Stored dataset items
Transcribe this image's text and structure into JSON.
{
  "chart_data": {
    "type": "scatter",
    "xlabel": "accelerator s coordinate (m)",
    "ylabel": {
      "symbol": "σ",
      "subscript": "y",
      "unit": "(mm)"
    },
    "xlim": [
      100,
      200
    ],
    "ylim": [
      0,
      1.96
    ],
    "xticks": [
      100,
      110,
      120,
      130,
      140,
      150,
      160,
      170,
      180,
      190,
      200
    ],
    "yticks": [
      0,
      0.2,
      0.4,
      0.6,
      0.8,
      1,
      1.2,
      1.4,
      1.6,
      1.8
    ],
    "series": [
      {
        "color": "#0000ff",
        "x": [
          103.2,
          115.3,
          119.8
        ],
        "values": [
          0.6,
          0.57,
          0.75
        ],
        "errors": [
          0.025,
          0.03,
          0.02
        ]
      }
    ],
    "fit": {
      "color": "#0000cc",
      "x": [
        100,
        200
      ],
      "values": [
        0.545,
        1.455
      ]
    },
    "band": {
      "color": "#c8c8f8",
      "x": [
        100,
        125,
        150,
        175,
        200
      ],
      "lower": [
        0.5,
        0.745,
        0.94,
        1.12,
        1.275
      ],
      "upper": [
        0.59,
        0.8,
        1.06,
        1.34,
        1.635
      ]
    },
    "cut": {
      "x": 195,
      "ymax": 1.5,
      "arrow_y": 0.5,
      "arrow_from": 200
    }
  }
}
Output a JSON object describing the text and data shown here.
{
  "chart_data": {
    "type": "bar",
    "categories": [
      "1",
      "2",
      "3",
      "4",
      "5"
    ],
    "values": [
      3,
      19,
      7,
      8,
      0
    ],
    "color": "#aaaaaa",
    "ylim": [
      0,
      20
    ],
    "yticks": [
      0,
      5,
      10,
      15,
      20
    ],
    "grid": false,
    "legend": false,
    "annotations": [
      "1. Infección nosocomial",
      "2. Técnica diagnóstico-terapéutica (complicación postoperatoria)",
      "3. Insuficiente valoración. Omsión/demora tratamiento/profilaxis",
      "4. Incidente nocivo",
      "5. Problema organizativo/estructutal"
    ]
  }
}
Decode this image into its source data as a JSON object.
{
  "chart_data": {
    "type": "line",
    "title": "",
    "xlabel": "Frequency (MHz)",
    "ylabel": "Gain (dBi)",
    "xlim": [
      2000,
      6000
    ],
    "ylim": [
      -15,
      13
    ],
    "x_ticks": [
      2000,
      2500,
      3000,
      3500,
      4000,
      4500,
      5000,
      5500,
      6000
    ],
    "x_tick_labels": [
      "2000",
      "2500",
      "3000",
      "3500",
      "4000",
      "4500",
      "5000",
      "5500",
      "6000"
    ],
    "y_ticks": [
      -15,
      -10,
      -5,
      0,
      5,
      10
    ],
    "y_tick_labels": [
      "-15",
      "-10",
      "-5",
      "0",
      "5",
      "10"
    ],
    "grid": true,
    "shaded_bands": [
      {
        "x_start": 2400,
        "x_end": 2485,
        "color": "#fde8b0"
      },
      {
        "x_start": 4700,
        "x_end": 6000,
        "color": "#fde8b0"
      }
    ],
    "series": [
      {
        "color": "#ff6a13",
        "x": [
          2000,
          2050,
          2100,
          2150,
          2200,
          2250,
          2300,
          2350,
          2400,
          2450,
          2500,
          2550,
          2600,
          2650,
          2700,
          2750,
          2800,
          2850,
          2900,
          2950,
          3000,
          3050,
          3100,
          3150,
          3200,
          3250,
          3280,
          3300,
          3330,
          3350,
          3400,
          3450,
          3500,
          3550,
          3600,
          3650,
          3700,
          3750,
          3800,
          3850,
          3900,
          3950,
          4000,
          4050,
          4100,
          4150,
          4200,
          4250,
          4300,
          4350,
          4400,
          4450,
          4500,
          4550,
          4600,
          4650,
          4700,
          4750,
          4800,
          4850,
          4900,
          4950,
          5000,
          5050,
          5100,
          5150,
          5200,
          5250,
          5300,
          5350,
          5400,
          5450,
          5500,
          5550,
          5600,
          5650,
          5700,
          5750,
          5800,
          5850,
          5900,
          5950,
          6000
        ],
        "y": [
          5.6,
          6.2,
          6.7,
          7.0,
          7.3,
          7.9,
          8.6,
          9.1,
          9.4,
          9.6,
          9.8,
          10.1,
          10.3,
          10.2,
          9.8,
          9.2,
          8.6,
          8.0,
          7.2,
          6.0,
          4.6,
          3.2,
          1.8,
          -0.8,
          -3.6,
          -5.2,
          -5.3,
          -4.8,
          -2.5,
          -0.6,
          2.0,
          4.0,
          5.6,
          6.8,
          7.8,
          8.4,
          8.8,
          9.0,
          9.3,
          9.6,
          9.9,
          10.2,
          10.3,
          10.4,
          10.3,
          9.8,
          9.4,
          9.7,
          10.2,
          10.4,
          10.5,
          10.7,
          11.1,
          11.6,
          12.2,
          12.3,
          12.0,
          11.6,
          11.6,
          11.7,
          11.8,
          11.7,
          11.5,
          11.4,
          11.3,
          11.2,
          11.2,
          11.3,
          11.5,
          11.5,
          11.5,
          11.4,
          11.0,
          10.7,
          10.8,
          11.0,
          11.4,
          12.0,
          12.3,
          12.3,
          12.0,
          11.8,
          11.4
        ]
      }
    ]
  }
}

**Short exercise:**
Every entry should be printed again exactly as it stands.

**Final result:**
Transcribe this image's text and structure into JSON.
{
  "chart_data": {
    "type": "scatter",
    "xlabel": "accelerator s coordinate (m)",
    "ylabel": {
      "symbol": "σ",
      "subscript": "y",
      "unit": "(mm)"
    },
    "xlim": [
      100,
      200
    ],
    "ylim": [
      0,
      1.96
    ],
    "xticks": [
      100,
      110,
      120,
      130,
      140,
      150,
      160,
      170,
      180,
      190,
      200
    ],
    "yticks": [
      0,
      0.2,
      0.4,
      0.6,
      0.8,
      1,
      1.2,
      1.4,
      1.6,
      1.8
    ],
    "series": [
      {
        "color": "#0000ff",
        "x": [
          103.2,
          115.3,
          119.8
        ],
        "values": [
          0.6,
          0.57,
          0.75
        ],
        "errors": [
          0.025,
          0.03,
          0.02
        ]
      }
    ],
    "fit": {
      "color": "#0000cc",
      "x": [
        100,
        200
      ],
      "values": [
        0.545,
        1.455
      ]
    },
    "band": {
      "color": "#c8c8f8",
      "x": [
        100,
        125,
        150,
        175,
        200
      ],
      "lower": [
        0.5,
        0.745,
        0.94,
        1.12,
        1.275
      ],
      "upper": [
        0.59,
        0.8,
        1.06,
        1.34,
        1.635
      ]
    },
    "cut": {
      "x": 195,
      "ymax": 1.5,
      "arrow_y": 0.5,
      "arrow_from": 200
    }
  }
}
Output a JSON object describing the text and data shown here.
{
  "chart_data": {
    "type": "bar",
    "categories": [
      "1",
      "2",
      "3",
      "4",
      "5"
    ],
    "values": [
      3,
      19,
      7,
      8,
      0
    ],
    "color": "#aaaaaa",
    "ylim": [
      0,
      20
    ],
    "yticks": [
      0,
      5,
      10,
      15,
      20
    ],
    "grid": false,
    "legend": false,
    "annotations": [
      "1. Infección nosocomial",
      "2. Técnica diagnóstico-terapéutica (complicación postoperatoria)",
      "3. Insuficiente valoración. Omsión/demora tratamiento/profilaxis",
      "4. Incidente nocivo",
      "5. Problema organizativo/estructutal"
    ]
  }
}
Decode this image into its source data as a JSON object.
{
  "chart_data": {
    "type": "line",
    "title": "",
    "xlabel": "Frequency (MHz)",
    "ylabel": "Gain (dBi)",
    "xlim": [
      2000,
      6000
    ],
    "ylim": [
      -15,
      13
    ],
    "x_ticks": [
      2000,
      2500,
      3000,
      3500,
      4000,
      4500,
      5000,
      5500,
      6000
    ],
    "x_tick_labels": [
      "2000",
      "2500",
      "3000",
      "3500",
      "4000",
      "4500",
      "5000",
      "5500",
      "6000"
    ],
    "y_ticks": [
      -15,
      -10,
      -5,
      0,
      5,
      10
    ],
    "y_tick_labels": [
      "-15",
      "-10",
      "-5",
      "0",
      "5",
      "10"
    ],
    "grid": true,
    "shaded_bands": [
      {
        "x_start": 2400,
        "x_end": 2485,
        "color": "#fde8b0"
      },
      {
        "x_start": 4700,
        "x_end": 6000,
        "color": "#fde8b0"
      }
    ],
    "series": [
      {
        "color": "#ff6a13",
        "x": [
          2000,
          2050,
          2100,
          2150,
          2200,
          2250,
          2300,
          2350,
          2400,
          2450,
          2500,
          2550,
          2600,
          2650,
          2700,
          2750,
          2800,
          2850,
          2900,
          2950,
          3000,
          3050,
          3100,
          3150,
          3200,
          3250,
          3280,
          3300,
          3330,
          3350,
          3400,
          3450,
          3500,
          3550,
          3600,
          3650,
          3700,
          3750,
          3800,
          3850,
          3900,
          3950,
          4000,
          4050,
          4100,
          4150,
          4200,
          4250,
          4300,
          4350,
          4400,
          4450,
          4500,
          4550,
          4600,
          4650,
          4700,
          4750,
          4800,
          4850,
          4900,
          4950,
          5000,
          5050,
          5100,
          5150,
          5200,
          5250,
          5300,
          5350,
          5400,
          5450,
          5500,
          5550,
          5600,
          5650,
          5700,
          5750,
          5800,
          5850,
          5900,
          5950,
          6000
        ],
        "y": [
          5.6,
          6.2,
          6.7,
          7.0,
          7.3,
          7.9,
          8.6,
          9.1,
          9.4,
          9.6,
          9.8,
          10.1,
          10.3,
          10.2,
          9.8,
          9.2,
          8.6,
          8.0,
          7.2,
          6.0,
          4.6,
          3.2,
          1.8,
          -0.8,
          -3.6,
          -5.2,
          -5.3,
          -4.8,
          -2.5,
          -0.6,
          2.0,
          4.0,
          5.6,
          6.8,
          7.8,
          8.4,
          8.8,
          9.0,
          9.3,
          9.6,
          9.9,
          10.2,
          10.3,
          10.4,
          10.3,
          9.8,
          9.4,
          9.7,
          10.2,
          10.4,
          10.5,
          10.7,
          11.1,
          11.6,
          12.2,
          12.3,
          12.0,
          11.6,
          11.6,
          11.7,
          11.8,
          11.7,
          11.5,
          11.4,
          11.3,
          11.2,
          11.2,
          11.3,
          11.5,
          11.5,
          11.5,
          11.4,
          11.0,
          10.7,
          10.8,
          11.0,
          11.4,
          12.0,
          12.3,
          12.3,
          12.0,
          11.8,
          11.4
        ]
      }
    ]
  }
}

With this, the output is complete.